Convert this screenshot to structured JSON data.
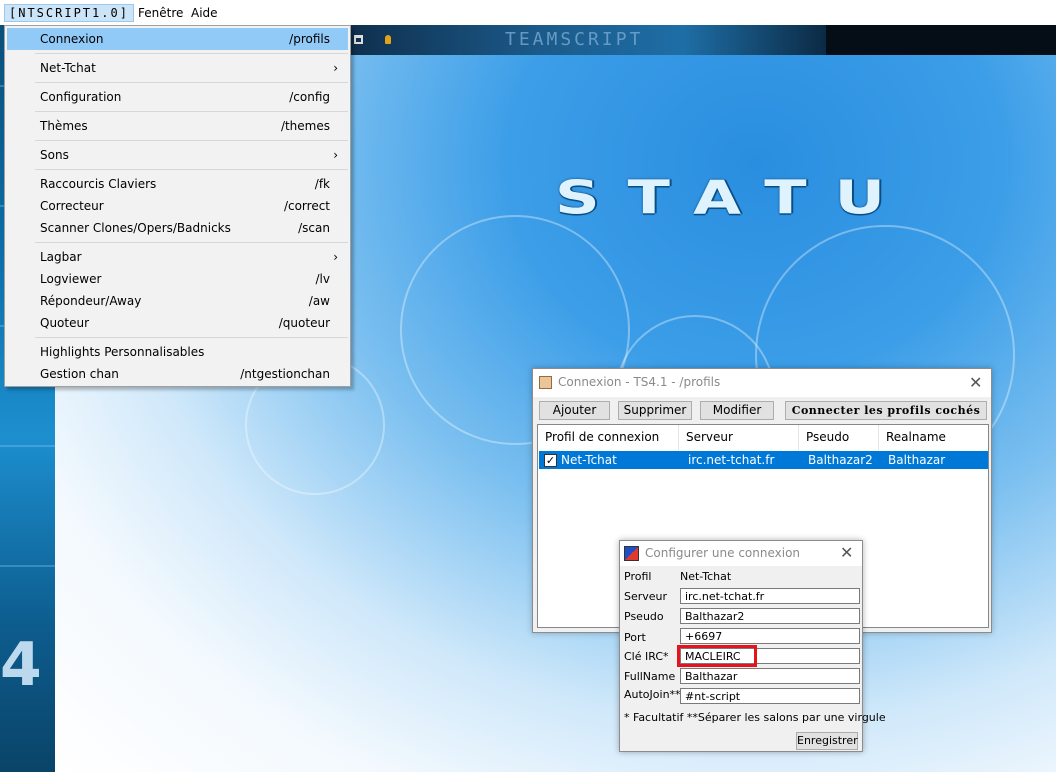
{
  "menubar": {
    "items": [
      {
        "label": "[NTSCRIPT1.0]"
      },
      {
        "label": "Fenêtre"
      },
      {
        "label": "Aide"
      }
    ]
  },
  "banner": {
    "title": "TEAMSCRIPT"
  },
  "logo": {
    "text": "STATU"
  },
  "left_deco": {
    "text": "4"
  },
  "dropdown": {
    "items": [
      {
        "label": "Connexion",
        "shortcut": "/profils",
        "active": true
      },
      {
        "label": "Net-Tchat",
        "submenu": true
      },
      {
        "label": "Configuration",
        "shortcut": "/config"
      },
      {
        "label": "Thèmes",
        "shortcut": "/themes"
      },
      {
        "label": "Sons",
        "submenu": true
      },
      {
        "label": "Raccourcis Claviers",
        "shortcut": "/fk"
      },
      {
        "label": "Correcteur",
        "shortcut": "/correct"
      },
      {
        "label": "Scanner Clones/Opers/Badnicks",
        "shortcut": "/scan"
      },
      {
        "label": "Lagbar",
        "submenu": true
      },
      {
        "label": "Logviewer",
        "shortcut": "/lv"
      },
      {
        "label": "Répondeur/Away",
        "shortcut": "/aw"
      },
      {
        "label": "Quoteur",
        "shortcut": "/quoteur"
      },
      {
        "label": "Highlights Personnalisables",
        "shortcut": ""
      },
      {
        "label": "Gestion chan",
        "shortcut": "/ntgestionchan"
      }
    ],
    "arrow": "›"
  },
  "connexion_window": {
    "title": "Connexion - TS4.1 - /profils",
    "close": "✕",
    "buttons": {
      "ajouter": "Ajouter",
      "supprimer": "Supprimer",
      "modifier": "Modifier",
      "connecter": "Connecter les profils cochés"
    },
    "columns": [
      "Profil de connexion",
      "Serveur",
      "Pseudo",
      "Realname"
    ],
    "rows": [
      {
        "checked": "✓",
        "profil": "Net-Tchat",
        "serveur": "irc.net-tchat.fr",
        "pseudo": "Balthazar2",
        "realname": "Balthazar"
      }
    ]
  },
  "config_window": {
    "title": "Configurer une connexion",
    "close": "✕",
    "profil_label": "Profil",
    "profil_value": "Net-Tchat",
    "fields": {
      "serveur": {
        "label": "Serveur",
        "value": "irc.net-tchat.fr"
      },
      "pseudo": {
        "label": "Pseudo",
        "value": "Balthazar2"
      },
      "port": {
        "label": "Port",
        "value": "+6697"
      },
      "cle": {
        "label": "Clé IRC*",
        "value": "MACLEIRC"
      },
      "fullname": {
        "label": "FullName",
        "value": "Balthazar"
      },
      "autojoin": {
        "label": "AutoJoin**",
        "value": "#nt-script"
      }
    },
    "note": "* Facultatif **Séparer les salons par une virgule",
    "save": "Enregistrer"
  },
  "colors": {
    "selection": "#0078d7",
    "menu_highlight": "#91c9f7",
    "annotation_red": "#e3141f"
  }
}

**Exercise details**
Give all the entries again exactly, dropping each picture.

**Correct response**
Convert this screenshot to structured JSON data.
{
  "menubar": {
    "items": [
      {
        "label": "[NTSCRIPT1.0]"
      },
      {
        "label": "Fenêtre"
      },
      {
        "label": "Aide"
      }
    ]
  },
  "banner": {
    "title": "TEAMSCRIPT"
  },
  "logo": {
    "text": "STATU"
  },
  "left_deco": {
    "text": "4"
  },
  "dropdown": {
    "items": [
      {
        "label": "Connexion",
        "shortcut": "/profils",
        "active": true
      },
      {
        "label": "Net-Tchat",
        "submenu": true
      },
      {
        "label": "Configuration",
        "shortcut": "/config"
      },
      {
        "label": "Thèmes",
        "shortcut": "/themes"
      },
      {
        "label": "Sons",
        "submenu": true
      },
      {
        "label": "Raccourcis Claviers",
        "shortcut": "/fk"
      },
      {
        "label": "Correcteur",
        "shortcut": "/correct"
      },
      {
        "label": "Scanner Clones/Opers/Badnicks",
        "shortcut": "/scan"
      },
      {
        "label": "Lagbar",
        "submenu": true
      },
      {
        "label": "Logviewer",
        "shortcut": "/lv"
      },
      {
        "label": "Répondeur/Away",
        "shortcut": "/aw"
      },
      {
        "label": "Quoteur",
        "shortcut": "/quoteur"
      },
      {
        "label": "Highlights Personnalisables",
        "shortcut": ""
      },
      {
        "label": "Gestion chan",
        "shortcut": "/ntgestionchan"
      }
    ],
    "arrow": "›"
  },
  "connexion_window": {
    "title": "Connexion - TS4.1 - /profils",
    "close": "✕",
    "buttons": {
      "ajouter": "Ajouter",
      "supprimer": "Supprimer",
      "modifier": "Modifier",
      "connecter": "Connecter les profils cochés"
    },
    "columns": [
      "Profil de connexion",
      "Serveur",
      "Pseudo",
      "Realname"
    ],
    "rows": [
      {
        "checked": "✓",
        "profil": "Net-Tchat",
        "serveur": "irc.net-tchat.fr",
        "pseudo": "Balthazar2",
        "realname": "Balthazar"
      }
    ]
  },
  "config_window": {
    "title": "Configurer une connexion",
    "close": "✕",
    "profil_label": "Profil",
    "profil_value": "Net-Tchat",
    "fields": {
      "serveur": {
        "label": "Serveur",
        "value": "irc.net-tchat.fr"
      },
      "pseudo": {
        "label": "Pseudo",
        "value": "Balthazar2"
      },
      "port": {
        "label": "Port",
        "value": "+6697"
      },
      "cle": {
        "label": "Clé IRC*",
        "value": "MACLEIRC"
      },
      "fullname": {
        "label": "FullName",
        "value": "Balthazar"
      },
      "autojoin": {
        "label": "AutoJoin**",
        "value": "#nt-script"
      }
    },
    "note": "* Facultatif **Séparer les salons par une virgule",
    "save": "Enregistrer"
  },
  "colors": {
    "selection": "#0078d7",
    "menu_highlight": "#91c9f7",
    "annotation_red": "#e3141f"
  }
}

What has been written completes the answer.